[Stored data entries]

■ ■ ■

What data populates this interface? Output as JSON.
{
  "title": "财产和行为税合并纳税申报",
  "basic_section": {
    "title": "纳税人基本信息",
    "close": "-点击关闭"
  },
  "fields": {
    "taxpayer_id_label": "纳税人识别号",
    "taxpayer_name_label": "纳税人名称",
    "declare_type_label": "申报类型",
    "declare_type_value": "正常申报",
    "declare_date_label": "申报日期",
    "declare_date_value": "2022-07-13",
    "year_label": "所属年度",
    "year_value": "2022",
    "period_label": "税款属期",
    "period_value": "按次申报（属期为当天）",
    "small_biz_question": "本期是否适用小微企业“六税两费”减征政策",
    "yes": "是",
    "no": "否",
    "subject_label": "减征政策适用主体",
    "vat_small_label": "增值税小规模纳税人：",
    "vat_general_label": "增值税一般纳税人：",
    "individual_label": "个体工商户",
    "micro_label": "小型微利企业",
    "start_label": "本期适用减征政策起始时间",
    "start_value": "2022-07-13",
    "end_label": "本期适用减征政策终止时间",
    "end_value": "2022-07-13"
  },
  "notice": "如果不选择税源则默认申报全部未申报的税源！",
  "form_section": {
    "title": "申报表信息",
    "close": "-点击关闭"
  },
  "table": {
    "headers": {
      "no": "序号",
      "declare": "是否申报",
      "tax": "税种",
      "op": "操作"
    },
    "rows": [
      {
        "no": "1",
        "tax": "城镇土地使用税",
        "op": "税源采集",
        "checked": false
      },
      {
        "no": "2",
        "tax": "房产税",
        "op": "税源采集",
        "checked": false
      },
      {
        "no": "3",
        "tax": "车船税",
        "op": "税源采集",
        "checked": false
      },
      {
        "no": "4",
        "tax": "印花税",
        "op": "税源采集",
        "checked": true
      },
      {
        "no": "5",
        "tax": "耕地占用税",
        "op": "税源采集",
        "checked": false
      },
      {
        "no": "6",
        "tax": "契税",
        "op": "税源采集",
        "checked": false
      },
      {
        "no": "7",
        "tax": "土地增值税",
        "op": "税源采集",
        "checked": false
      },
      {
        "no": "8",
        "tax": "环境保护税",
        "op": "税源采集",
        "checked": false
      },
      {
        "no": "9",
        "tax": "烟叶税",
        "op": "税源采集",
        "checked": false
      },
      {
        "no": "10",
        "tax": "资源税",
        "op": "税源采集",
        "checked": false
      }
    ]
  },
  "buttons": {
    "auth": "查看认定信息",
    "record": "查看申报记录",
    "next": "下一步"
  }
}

■ ■ ■

# Problem to solve
Your task is to retype all of the records exactly.

# Reply to the exercise
What data populates this interface? Output as JSON.
{
  "title": "财产和行为税合并纳税申报",
  "basic_section": {
    "title": "纳税人基本信息",
    "close": "-点击关闭"
  },
  "fields": {
    "taxpayer_id_label": "纳税人识别号",
    "taxpayer_name_label": "纳税人名称",
    "declare_type_label": "申报类型",
    "declare_type_value": "正常申报",
    "declare_date_label": "申报日期",
    "declare_date_value": "2022-07-13",
    "year_label": "所属年度",
    "year_value": "2022",
    "period_label": "税款属期",
    "period_value": "按次申报（属期为当天）",
    "small_biz_question": "本期是否适用小微企业“六税两费”减征政策",
    "yes": "是",
    "no": "否",
    "subject_label": "减征政策适用主体",
    "vat_small_label": "增值税小规模纳税人：",
    "vat_general_label": "增值税一般纳税人：",
    "individual_label": "个体工商户",
    "micro_label": "小型微利企业",
    "start_label": "本期适用减征政策起始时间",
    "start_value": "2022-07-13",
    "end_label": "本期适用减征政策终止时间",
    "end_value": "2022-07-13"
  },
  "notice": "如果不选择税源则默认申报全部未申报的税源！",
  "form_section": {
    "title": "申报表信息",
    "close": "-点击关闭"
  },
  "table": {
    "headers": {
      "no": "序号",
      "declare": "是否申报",
      "tax": "税种",
      "op": "操作"
    },
    "rows": [
      {
        "no": "1",
        "tax": "城镇土地使用税",
        "op": "税源采集",
        "checked": false
      },
      {
        "no": "2",
        "tax": "房产税",
        "op": "税源采集",
        "checked": false
      },
      {
        "no": "3",
        "tax": "车船税",
        "op": "税源采集",
        "checked": false
      },
      {
        "no": "4",
        "tax": "印花税",
        "op": "税源采集",
        "checked": true
      },
      {
        "no": "5",
        "tax": "耕地占用税",
        "op": "税源采集",
        "checked": false
      },
      {
        "no": "6",
        "tax": "契税",
        "op": "税源采集",
        "checked": false
      },
      {
        "no": "7",
        "tax": "土地增值税",
        "op": "税源采集",
        "checked": false
      },
      {
        "no": "8",
        "tax": "环境保护税",
        "op": "税源采集",
        "checked": false
      },
      {
        "no": "9",
        "tax": "烟叶税",
        "op": "税源采集",
        "checked": false
      },
      {
        "no": "10",
        "tax": "资源税",
        "op": "税源采集",
        "checked": false
      }
    ]
  },
  "buttons": {
    "auth": "查看认定信息",
    "record": "查看申报记录",
    "next": "下一步"
  }
}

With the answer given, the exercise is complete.